Record list:
——

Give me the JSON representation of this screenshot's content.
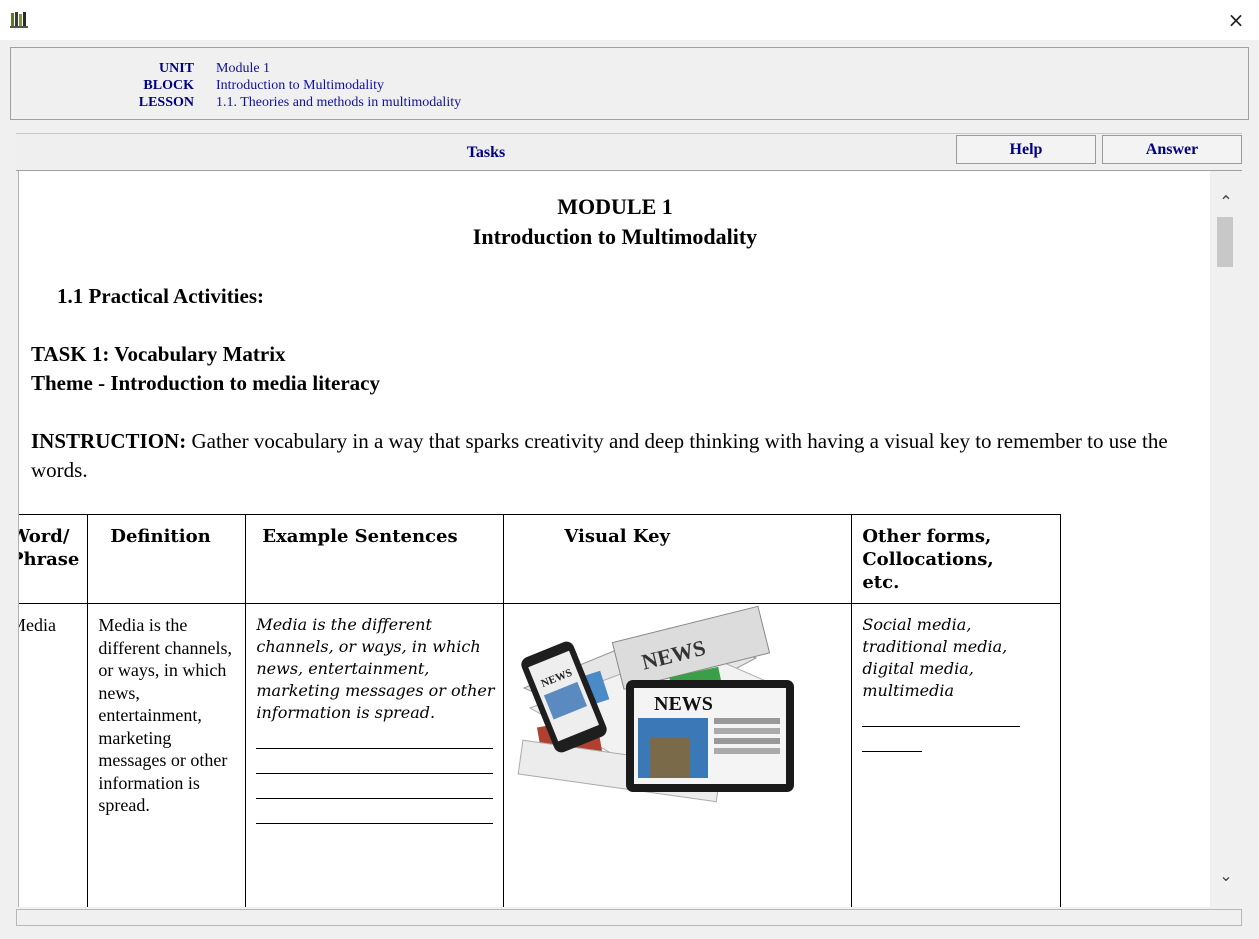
{
  "window": {
    "close_glyph": "×",
    "app_icon": "book-icon"
  },
  "info": {
    "unit_label": "UNIT",
    "unit_value": "Module 1",
    "block_label": "BLOCK",
    "block_value": "Introduction to Multimodality",
    "lesson_label": "LESSON",
    "lesson_value": "1.1. Theories and methods in multimodality"
  },
  "toolbar": {
    "tasks_label": "Tasks",
    "help_label": "Help",
    "answer_label": "Answer"
  },
  "scrollbar": {
    "up_glyph": "⌃",
    "down_glyph": "⌄"
  },
  "doc": {
    "module_title": "MODULE 1",
    "module_subtitle": "Introduction to Multimodality",
    "practical": "1.1 Practical Activities:",
    "task_title": "TASK 1: Vocabulary Matrix",
    "theme": "Theme - Introduction to media literacy",
    "instruction_label": "INSTRUCTION:",
    "instruction_text": " Gather vocabulary in a way that sparks creativity and deep thinking with having a visual key to remember to use the words."
  },
  "table": {
    "headers": [
      "Word/ Phrase",
      "Definition",
      "Example Sentences",
      "Visual Key",
      "Other forms, Collocations, etc."
    ],
    "row": {
      "word": "Media",
      "definition": "Media is the different channels, or ways, in which news, entertainment, marketing messages or other information is spread.",
      "example": "Media is the different channels, or ways, in which news, entertainment, marketing messages or other information is spread.",
      "visual_labels": [
        "NEWS",
        "NEWS",
        "NEWS"
      ],
      "other": "Social media, traditional media, digital media, multimedia"
    }
  },
  "colors": {
    "accent_navy": "#000080",
    "info_value": "#1010a0",
    "panel_bg": "#f0f0f0"
  }
}
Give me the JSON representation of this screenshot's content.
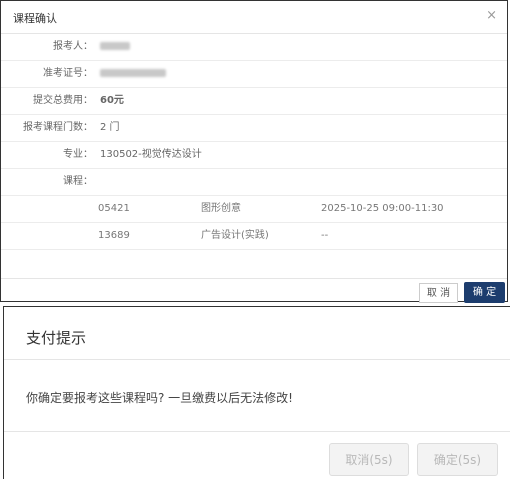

——

Aim:
Search the records for the word "Introduction". Copy every line that has it.

Answer below:
    "block_value": "Introduction to Multimodality",
    "module_subtitle": "Introduction to Multimodality",
    "theme": "Theme - Introduction to media literacy",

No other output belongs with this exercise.